Extracted data entries:
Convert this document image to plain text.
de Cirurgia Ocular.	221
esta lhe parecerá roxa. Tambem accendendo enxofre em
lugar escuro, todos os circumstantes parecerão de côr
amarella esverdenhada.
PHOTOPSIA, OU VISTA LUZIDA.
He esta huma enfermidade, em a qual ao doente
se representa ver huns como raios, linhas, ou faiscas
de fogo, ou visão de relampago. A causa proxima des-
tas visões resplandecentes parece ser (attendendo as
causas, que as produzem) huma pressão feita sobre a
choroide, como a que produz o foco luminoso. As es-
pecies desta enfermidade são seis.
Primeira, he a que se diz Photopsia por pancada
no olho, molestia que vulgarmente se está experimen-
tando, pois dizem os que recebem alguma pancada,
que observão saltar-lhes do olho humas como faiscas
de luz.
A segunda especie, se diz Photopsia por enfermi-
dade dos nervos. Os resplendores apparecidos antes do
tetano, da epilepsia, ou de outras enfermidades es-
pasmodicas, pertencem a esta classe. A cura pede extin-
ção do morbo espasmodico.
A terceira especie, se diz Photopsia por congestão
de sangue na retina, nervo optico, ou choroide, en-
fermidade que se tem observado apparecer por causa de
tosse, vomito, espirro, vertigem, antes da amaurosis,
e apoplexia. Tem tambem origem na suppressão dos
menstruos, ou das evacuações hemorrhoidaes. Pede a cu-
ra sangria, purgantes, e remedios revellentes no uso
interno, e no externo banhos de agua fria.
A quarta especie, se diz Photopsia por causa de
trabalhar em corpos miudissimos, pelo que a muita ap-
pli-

What to work on: Extract all of the material exactly as it is written.

The completed task:
Convert this document image to plain text.
de Cirurgia Ocular.	221
esta lhe parecerá roxa. Tambem accendendo enxofre em
lugar escuro, todos os circumstantes parecerão de côr
amarella esverdenhada.
PHOTOPSIA, OU VISTA LUZIDA.
He esta huma enfermidade, em a qual ao doente
se representa ver huns como raios, linhas, ou faiscas
de fogo, ou visão de relampago. A causa proxima des-
tas visões resplandecentes parece ser (attendendo as
causas, que as produzem) huma pressão feita sobre a
choroide, como a que produz o foco luminoso. As es-
pecies desta enfermidade são seis.
Primeira, he a que se diz Photopsia por pancada
no olho, molestia que vulgarmente se está experimen-
tando, pois dizem os que recebem alguma pancada,
que observão saltar-lhes do olho humas como faiscas
de luz.
A segunda especie, se diz Photopsia por enfermi-
dade dos nervos. Os resplendores apparecidos antes do
tetano, da epilepsia, ou de outras enfermidades es-
pasmodicas, pertencem a esta classe. A cura pede extin-
ção do morbo espasmodico.
A terceira especie, se diz Photopsia por congestão
de sangue na retina, nervo optico, ou choroide, en-
fermidade que se tem observado apparecer por causa de
tosse, vomito, espirro, vertigem, antes da amaurosis,
e apoplexia. Tem tambem origem na suppressão dos
menstruos, ou das evacuações hemorrhoidaes. Pede a cu-
ra sangria, purgantes, e remedios revellentes no uso
interno, e no externo banhos de agua fria.
A quarta especie, se diz Photopsia por causa de
trabalhar em corpos miudissimos, pelo que a muita ap-
pli-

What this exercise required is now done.